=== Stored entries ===
================================

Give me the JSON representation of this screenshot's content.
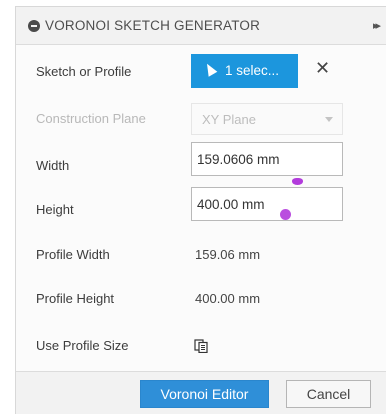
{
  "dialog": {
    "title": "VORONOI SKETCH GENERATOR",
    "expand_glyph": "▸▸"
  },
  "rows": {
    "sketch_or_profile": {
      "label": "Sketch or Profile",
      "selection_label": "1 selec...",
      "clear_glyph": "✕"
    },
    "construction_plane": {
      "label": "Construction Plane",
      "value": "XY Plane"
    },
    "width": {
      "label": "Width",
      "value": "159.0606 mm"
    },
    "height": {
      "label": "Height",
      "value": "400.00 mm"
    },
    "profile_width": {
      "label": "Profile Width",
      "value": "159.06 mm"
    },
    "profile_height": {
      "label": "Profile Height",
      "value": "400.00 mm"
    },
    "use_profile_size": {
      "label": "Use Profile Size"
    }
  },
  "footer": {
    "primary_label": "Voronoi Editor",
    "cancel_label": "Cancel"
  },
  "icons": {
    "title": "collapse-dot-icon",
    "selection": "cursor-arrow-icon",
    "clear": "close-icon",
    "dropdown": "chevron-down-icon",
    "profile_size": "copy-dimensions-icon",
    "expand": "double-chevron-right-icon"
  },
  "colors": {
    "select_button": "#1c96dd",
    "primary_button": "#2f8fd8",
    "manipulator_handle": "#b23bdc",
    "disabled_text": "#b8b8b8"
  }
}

================================

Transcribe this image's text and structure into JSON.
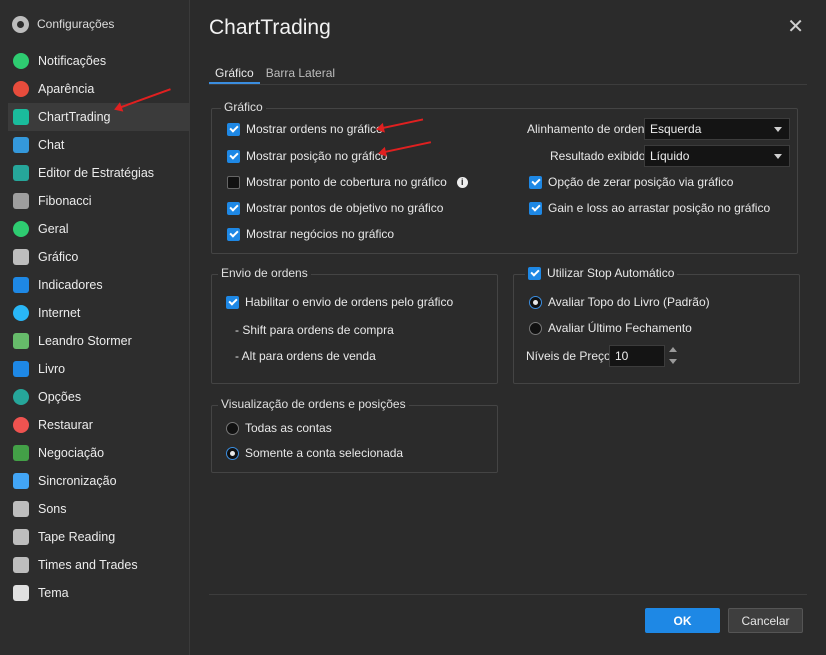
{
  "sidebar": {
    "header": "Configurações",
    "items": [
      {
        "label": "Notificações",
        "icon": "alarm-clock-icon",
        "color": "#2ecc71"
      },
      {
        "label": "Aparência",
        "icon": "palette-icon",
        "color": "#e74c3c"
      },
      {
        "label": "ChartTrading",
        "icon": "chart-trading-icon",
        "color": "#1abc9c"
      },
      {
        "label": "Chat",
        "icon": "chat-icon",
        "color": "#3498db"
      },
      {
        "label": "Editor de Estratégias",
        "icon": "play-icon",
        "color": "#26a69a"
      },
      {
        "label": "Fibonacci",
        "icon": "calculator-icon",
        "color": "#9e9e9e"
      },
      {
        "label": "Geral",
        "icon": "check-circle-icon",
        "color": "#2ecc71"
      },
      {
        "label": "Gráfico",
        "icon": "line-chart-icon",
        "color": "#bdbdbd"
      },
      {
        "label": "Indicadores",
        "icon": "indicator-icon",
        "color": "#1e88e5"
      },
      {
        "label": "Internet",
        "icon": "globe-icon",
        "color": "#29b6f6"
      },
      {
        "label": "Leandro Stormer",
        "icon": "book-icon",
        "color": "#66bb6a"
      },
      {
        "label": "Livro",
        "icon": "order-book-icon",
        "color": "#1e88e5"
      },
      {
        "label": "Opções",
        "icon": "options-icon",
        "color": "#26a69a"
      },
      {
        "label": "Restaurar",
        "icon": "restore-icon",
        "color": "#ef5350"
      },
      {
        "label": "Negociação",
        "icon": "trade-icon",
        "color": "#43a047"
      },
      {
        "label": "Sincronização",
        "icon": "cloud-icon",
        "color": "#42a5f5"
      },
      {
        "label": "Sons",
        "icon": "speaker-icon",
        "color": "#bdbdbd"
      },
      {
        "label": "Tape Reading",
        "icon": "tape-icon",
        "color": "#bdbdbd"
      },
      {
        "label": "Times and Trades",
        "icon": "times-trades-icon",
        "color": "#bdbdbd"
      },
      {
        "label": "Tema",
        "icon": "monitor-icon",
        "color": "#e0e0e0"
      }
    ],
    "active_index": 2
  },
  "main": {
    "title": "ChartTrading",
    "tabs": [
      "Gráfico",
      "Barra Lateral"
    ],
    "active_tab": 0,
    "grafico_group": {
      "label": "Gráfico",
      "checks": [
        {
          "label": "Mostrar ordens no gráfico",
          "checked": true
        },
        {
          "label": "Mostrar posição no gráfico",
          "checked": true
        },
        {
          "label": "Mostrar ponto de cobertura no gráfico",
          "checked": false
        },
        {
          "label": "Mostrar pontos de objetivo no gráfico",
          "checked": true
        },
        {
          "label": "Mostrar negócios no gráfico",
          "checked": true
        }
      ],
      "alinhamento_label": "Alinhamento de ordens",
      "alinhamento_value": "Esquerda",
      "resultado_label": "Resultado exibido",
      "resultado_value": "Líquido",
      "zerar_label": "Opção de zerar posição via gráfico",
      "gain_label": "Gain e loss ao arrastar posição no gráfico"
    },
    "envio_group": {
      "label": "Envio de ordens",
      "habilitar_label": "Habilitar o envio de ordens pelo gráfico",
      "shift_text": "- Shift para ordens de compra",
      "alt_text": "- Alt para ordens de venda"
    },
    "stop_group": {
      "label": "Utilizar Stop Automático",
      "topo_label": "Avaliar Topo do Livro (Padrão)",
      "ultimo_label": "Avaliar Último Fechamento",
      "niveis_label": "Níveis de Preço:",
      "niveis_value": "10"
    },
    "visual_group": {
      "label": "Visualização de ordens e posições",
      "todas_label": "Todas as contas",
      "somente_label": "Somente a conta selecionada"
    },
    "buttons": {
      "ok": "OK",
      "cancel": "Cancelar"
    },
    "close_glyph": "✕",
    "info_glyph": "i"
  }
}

================================

=== Stated goal ===
Return every line from the records above that holds the word "title".

=== Written response ===
    "title": "VORONOI SKETCH GENERATOR",
    "title": "collapse-dot-icon",
    "title": "ChartTrading",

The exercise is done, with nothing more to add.